SET TASK: Lines containing the word "screenshot" should be extracted in full.

+++ ENTRIES +++

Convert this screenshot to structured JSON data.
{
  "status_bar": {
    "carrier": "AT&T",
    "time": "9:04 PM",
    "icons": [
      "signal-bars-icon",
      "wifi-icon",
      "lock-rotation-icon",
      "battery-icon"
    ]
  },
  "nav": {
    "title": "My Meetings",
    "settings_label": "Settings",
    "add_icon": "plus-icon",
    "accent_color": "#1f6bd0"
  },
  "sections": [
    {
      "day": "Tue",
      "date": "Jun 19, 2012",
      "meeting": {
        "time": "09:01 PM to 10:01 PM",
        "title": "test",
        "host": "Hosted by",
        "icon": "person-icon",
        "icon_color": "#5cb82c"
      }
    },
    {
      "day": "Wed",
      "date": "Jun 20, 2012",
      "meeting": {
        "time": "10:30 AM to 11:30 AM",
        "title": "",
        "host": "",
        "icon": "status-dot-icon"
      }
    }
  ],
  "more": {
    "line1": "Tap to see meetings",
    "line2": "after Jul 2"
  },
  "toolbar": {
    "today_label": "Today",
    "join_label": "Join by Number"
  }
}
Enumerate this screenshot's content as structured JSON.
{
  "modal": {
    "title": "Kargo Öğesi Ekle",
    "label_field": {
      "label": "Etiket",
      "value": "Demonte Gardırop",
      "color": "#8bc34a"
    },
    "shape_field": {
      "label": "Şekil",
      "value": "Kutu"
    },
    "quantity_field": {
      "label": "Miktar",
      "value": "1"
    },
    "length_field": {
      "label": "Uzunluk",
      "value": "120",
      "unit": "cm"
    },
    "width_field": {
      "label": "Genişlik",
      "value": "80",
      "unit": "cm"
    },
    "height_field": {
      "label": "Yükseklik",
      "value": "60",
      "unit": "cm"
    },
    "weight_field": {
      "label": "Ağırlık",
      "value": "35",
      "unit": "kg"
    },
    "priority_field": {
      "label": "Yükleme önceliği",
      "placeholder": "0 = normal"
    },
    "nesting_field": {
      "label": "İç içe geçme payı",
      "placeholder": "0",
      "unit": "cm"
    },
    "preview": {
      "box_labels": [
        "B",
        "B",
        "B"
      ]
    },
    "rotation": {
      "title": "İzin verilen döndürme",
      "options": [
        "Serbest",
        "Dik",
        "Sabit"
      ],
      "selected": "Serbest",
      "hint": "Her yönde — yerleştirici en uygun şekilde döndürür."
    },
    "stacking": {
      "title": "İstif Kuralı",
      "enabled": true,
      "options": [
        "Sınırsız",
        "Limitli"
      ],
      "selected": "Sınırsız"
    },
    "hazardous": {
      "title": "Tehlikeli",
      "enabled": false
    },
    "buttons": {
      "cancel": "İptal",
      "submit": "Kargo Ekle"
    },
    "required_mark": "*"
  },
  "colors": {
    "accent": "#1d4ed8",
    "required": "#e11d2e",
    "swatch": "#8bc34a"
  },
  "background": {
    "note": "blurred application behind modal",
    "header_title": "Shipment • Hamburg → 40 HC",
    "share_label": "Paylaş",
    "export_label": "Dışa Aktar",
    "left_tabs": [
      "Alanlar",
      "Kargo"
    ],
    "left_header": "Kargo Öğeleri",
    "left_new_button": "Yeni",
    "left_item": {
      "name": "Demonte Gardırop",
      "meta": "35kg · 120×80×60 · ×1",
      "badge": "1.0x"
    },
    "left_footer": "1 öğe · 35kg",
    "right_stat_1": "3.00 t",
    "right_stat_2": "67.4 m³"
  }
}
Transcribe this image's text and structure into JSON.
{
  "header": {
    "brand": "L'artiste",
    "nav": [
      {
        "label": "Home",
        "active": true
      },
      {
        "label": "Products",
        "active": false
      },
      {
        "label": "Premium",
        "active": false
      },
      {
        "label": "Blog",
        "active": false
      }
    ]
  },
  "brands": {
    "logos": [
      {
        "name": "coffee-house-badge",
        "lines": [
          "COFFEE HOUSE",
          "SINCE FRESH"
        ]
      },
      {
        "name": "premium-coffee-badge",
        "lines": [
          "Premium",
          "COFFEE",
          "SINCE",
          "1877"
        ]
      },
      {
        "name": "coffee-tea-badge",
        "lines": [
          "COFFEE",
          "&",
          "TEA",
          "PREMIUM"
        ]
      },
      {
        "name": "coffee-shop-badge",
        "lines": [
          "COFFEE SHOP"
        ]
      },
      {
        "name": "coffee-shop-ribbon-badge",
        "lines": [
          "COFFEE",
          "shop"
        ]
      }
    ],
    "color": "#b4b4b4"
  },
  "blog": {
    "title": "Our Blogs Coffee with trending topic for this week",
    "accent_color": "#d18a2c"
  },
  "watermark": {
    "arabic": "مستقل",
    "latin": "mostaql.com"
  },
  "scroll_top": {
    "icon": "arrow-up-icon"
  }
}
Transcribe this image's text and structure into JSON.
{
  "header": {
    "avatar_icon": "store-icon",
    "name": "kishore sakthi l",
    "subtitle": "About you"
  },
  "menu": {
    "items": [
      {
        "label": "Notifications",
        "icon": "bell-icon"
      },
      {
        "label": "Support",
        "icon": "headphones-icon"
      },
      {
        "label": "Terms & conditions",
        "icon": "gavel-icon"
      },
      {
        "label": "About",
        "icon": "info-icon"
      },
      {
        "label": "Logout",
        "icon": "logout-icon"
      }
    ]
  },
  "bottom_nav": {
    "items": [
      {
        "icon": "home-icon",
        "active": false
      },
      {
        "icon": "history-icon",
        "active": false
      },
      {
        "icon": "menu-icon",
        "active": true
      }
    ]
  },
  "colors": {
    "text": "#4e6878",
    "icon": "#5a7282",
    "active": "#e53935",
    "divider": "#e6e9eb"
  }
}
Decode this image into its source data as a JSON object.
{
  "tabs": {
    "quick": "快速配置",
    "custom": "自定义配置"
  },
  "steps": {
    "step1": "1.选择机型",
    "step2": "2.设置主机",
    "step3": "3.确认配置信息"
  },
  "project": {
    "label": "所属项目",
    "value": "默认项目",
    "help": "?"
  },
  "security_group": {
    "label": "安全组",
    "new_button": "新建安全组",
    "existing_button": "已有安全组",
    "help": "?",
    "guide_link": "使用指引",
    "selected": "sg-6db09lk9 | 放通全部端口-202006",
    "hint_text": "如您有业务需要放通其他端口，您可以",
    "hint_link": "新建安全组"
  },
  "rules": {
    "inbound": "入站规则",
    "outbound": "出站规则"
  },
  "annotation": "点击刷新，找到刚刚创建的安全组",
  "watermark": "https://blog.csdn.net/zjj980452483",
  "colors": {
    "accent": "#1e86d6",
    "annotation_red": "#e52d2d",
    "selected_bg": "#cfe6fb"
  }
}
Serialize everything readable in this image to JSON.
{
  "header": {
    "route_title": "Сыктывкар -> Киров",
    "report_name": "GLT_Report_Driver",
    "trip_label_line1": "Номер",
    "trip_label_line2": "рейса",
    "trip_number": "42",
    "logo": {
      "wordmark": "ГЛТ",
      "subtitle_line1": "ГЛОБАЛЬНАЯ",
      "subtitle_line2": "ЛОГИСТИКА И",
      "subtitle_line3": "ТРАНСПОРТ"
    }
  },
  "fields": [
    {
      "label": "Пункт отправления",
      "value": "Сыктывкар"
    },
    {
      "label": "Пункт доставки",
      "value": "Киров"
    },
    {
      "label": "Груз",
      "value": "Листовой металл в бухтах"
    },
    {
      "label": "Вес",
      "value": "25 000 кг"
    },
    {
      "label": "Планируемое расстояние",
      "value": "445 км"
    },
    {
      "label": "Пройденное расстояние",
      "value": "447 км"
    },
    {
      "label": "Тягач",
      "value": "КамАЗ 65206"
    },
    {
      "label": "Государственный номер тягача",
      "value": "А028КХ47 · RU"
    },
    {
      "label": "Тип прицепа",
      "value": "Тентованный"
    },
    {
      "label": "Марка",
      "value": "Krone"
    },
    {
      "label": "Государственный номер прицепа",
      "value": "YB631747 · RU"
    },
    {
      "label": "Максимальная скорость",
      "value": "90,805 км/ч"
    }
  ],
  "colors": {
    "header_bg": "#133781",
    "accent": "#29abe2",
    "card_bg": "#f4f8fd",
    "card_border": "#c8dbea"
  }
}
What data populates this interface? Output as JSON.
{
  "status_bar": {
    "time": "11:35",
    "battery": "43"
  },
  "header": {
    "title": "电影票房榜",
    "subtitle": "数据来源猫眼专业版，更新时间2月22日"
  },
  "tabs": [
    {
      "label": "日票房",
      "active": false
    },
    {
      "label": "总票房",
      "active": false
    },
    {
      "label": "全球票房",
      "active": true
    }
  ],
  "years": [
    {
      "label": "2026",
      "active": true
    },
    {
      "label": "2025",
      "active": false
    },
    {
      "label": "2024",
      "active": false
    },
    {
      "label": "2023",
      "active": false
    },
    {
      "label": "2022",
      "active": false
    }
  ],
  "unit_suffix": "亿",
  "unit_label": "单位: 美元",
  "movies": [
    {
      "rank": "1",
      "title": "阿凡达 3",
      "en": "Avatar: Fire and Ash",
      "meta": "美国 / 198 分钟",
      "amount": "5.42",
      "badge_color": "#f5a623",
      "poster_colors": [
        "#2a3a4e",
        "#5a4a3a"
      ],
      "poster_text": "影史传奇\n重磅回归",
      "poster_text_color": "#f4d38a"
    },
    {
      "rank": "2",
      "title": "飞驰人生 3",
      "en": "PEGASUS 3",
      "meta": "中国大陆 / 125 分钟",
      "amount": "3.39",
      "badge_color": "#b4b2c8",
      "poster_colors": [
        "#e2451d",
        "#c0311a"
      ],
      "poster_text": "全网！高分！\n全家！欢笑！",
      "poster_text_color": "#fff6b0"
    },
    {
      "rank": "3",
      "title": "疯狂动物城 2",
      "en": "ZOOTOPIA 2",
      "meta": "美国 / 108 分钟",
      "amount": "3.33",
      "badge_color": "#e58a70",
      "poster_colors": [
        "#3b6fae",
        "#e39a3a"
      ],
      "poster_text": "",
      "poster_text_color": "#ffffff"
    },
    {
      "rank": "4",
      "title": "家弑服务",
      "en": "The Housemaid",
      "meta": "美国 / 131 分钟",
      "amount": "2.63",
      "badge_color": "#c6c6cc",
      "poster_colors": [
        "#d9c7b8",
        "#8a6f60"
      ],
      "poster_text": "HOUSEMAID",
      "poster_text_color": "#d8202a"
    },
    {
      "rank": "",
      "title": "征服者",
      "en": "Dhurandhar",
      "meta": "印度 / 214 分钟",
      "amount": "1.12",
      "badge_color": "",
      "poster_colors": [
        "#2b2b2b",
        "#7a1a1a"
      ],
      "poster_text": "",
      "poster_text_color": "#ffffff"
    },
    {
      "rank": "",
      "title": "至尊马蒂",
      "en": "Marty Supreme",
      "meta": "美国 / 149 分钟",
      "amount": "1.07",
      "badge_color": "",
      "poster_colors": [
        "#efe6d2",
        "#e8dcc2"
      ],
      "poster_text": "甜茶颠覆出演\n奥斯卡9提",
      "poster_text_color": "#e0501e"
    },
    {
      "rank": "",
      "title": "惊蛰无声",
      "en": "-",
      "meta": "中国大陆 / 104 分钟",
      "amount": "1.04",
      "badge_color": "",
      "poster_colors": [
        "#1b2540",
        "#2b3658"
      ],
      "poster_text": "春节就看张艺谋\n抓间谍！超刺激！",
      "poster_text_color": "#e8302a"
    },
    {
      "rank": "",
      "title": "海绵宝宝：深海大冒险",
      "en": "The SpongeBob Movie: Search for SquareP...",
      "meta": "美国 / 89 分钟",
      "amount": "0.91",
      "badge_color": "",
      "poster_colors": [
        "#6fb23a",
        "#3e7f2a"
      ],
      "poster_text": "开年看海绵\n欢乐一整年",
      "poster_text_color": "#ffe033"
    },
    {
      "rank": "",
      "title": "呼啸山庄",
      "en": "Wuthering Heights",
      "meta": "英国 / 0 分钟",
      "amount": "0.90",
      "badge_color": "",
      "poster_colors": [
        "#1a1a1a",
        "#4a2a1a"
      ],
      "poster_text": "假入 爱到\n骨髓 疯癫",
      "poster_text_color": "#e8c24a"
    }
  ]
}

+++

ANSWER IN FULL:
Convert this screenshot to structured JSON data.
Enumerate this screenshot's content as structured JSON.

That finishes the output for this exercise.